SET EXERCISE – Locate the word "Unlimited" in the data below, then copy every line that holds it.

(A block of data)
--------

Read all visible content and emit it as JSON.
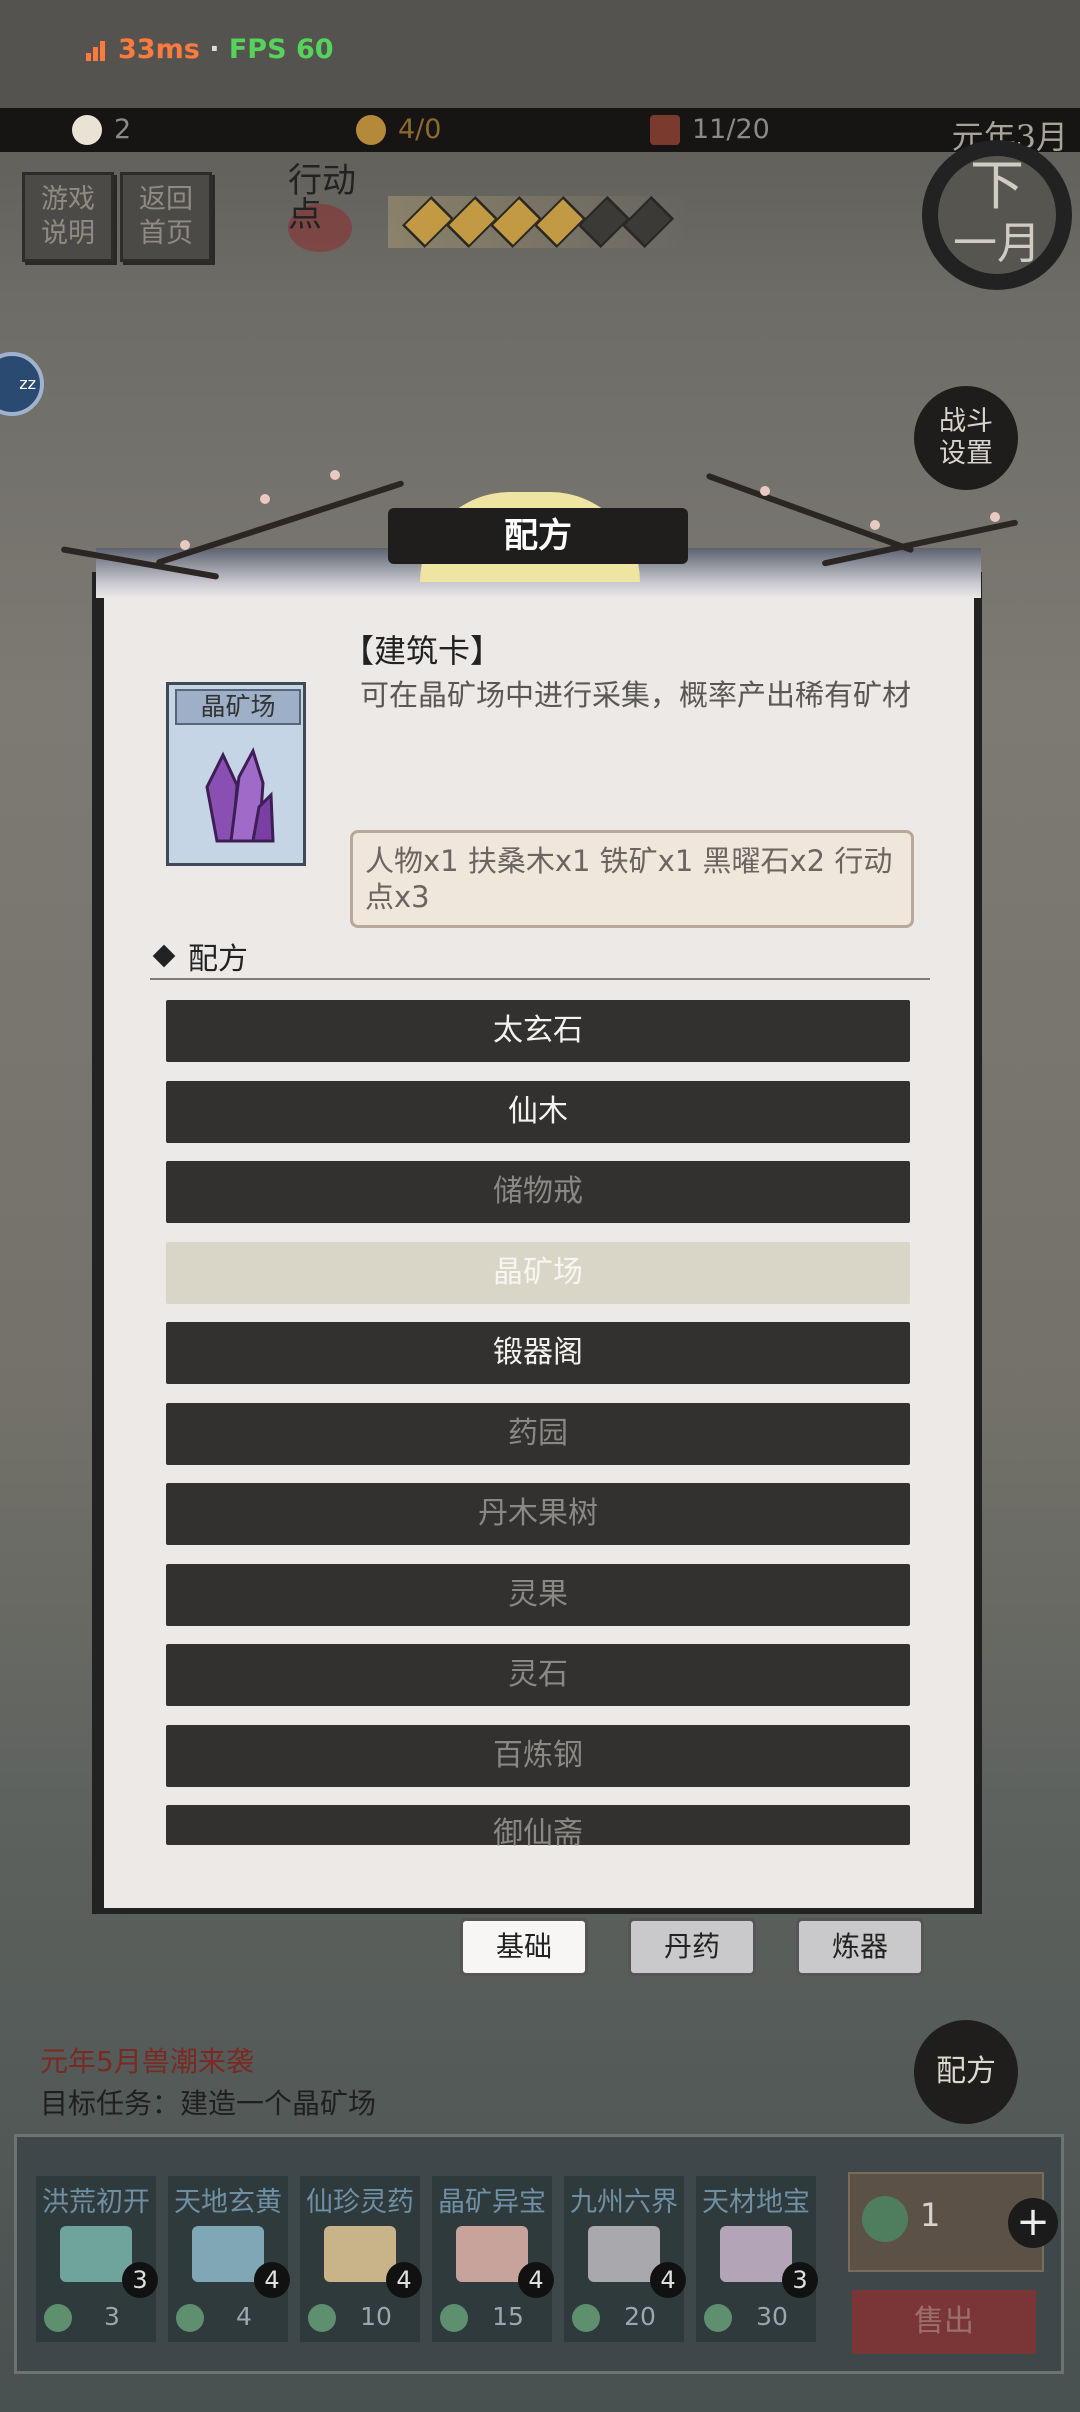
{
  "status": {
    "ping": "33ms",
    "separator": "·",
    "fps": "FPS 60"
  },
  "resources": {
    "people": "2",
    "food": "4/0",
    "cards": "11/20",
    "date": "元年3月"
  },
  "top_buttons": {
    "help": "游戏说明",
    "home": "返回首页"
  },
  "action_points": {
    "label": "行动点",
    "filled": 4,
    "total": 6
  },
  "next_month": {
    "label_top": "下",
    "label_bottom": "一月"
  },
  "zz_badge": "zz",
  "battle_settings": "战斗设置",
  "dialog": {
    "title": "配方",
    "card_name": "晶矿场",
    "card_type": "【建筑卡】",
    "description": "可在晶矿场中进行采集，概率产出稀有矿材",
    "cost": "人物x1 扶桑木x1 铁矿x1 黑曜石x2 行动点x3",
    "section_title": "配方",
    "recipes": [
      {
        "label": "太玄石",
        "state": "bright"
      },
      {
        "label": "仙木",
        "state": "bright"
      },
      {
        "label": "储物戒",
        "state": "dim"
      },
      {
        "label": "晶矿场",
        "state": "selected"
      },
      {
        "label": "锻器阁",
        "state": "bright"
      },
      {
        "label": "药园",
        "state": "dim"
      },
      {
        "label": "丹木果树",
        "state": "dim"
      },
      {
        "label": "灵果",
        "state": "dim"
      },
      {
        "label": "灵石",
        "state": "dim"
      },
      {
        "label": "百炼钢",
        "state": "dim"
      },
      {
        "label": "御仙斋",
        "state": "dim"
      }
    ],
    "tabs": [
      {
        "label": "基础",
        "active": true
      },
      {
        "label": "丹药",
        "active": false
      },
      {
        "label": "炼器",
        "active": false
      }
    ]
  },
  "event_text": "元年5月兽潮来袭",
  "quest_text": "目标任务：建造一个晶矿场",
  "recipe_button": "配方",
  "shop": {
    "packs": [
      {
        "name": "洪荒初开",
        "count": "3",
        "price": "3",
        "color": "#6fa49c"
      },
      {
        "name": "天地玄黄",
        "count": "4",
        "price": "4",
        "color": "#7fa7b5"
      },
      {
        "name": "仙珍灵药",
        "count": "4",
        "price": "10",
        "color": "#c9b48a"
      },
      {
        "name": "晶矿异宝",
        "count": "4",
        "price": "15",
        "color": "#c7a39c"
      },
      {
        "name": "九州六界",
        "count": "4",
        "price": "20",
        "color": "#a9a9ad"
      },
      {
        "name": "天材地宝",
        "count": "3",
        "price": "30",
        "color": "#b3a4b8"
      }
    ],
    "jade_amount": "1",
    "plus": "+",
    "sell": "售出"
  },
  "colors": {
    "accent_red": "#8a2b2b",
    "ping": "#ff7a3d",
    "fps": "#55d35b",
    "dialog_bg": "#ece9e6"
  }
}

--------

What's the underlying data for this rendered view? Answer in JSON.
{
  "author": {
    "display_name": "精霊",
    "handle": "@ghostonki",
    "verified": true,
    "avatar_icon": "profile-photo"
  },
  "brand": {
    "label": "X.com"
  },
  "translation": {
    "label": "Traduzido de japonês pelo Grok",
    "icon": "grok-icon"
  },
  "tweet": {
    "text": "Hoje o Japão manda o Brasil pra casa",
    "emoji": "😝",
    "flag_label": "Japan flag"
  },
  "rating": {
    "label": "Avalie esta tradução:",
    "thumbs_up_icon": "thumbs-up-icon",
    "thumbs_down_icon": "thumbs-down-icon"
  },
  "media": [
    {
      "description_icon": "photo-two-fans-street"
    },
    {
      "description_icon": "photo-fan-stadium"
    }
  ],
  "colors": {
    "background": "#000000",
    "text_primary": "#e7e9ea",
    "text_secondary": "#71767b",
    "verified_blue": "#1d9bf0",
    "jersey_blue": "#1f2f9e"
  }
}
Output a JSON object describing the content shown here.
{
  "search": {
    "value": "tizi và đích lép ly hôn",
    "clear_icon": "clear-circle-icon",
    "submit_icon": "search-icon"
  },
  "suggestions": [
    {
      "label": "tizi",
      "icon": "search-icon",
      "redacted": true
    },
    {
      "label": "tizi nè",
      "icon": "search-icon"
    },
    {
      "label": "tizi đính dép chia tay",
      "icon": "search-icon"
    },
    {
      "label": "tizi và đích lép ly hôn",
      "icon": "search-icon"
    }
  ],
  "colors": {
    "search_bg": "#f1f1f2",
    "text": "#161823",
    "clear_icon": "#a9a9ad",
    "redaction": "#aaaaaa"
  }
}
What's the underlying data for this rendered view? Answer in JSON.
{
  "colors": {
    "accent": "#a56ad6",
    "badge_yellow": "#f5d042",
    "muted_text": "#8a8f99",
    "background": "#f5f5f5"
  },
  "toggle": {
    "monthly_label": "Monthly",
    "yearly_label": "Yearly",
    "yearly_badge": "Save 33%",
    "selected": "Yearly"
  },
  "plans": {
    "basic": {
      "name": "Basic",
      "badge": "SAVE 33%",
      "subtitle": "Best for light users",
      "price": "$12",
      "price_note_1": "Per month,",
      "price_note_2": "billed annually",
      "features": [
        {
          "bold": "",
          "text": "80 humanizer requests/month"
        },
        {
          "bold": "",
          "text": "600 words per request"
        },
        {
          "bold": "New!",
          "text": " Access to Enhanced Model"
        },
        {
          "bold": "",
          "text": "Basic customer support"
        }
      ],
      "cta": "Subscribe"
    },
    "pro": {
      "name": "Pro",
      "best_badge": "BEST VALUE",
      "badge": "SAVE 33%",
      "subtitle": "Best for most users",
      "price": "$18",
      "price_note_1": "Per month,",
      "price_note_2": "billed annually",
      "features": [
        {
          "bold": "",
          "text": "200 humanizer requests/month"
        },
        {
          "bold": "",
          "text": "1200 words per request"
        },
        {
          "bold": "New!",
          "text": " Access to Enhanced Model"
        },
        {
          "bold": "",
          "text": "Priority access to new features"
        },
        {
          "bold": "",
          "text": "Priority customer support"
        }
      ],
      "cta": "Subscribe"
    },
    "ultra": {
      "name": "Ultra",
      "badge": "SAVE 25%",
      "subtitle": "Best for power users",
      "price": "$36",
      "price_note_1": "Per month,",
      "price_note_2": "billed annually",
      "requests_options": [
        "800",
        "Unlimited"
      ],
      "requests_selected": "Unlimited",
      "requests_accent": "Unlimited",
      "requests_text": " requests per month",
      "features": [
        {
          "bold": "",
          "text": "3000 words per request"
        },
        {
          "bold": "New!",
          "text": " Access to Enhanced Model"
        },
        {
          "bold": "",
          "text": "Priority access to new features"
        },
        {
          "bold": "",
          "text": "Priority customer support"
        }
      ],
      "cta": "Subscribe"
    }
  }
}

--------

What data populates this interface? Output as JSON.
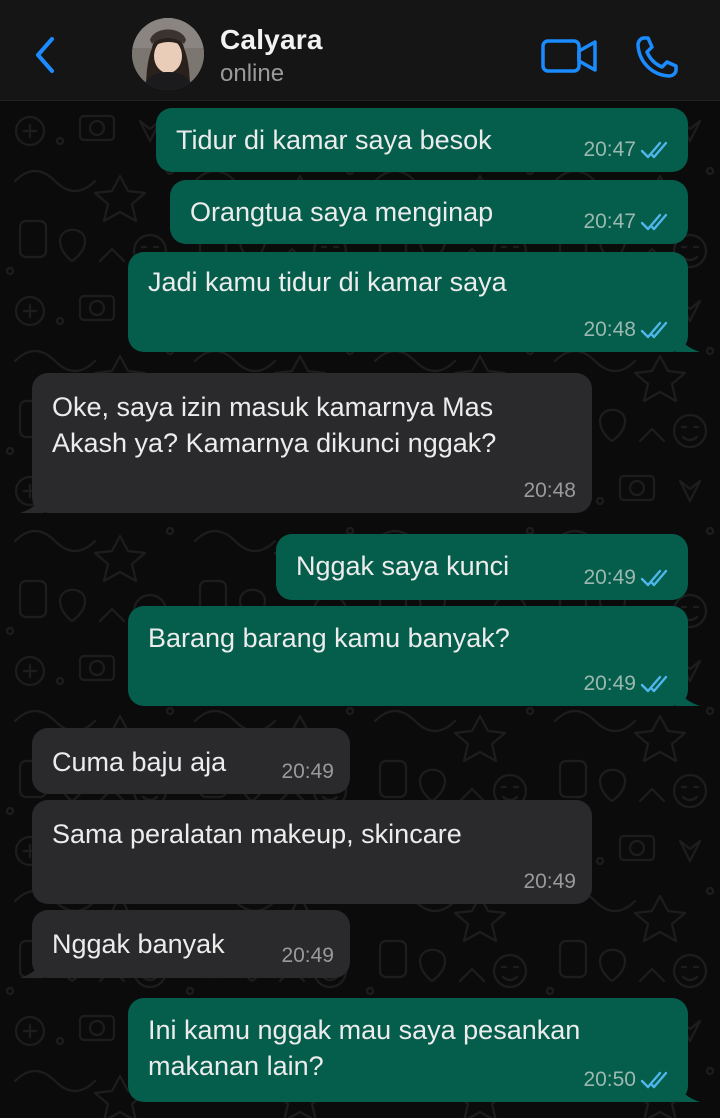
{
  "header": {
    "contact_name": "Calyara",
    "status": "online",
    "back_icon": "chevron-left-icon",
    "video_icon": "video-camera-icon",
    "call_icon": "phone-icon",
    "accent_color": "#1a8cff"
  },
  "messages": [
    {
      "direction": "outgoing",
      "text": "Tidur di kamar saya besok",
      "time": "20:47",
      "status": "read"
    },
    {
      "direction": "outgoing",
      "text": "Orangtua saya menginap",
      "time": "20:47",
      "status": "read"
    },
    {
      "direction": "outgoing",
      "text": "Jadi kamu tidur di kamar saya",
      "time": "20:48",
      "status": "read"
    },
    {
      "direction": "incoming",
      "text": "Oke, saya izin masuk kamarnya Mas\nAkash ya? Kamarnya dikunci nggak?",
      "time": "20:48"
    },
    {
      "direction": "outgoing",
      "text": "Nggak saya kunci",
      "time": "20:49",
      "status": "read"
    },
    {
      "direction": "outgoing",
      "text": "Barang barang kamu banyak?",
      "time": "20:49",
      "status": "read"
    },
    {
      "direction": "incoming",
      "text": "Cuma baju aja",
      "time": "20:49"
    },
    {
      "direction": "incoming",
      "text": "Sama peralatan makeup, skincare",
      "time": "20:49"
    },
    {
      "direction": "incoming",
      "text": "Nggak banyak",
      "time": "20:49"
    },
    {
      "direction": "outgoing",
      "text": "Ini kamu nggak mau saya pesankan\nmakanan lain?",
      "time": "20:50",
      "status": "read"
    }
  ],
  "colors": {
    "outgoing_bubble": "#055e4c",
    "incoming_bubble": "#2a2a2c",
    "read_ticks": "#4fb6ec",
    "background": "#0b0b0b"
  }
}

--------

PROBLEM SOLUTION –
        "Unlimited"
      "requests_selected": "Unlimited",
      "requests_accent": "Unlimited",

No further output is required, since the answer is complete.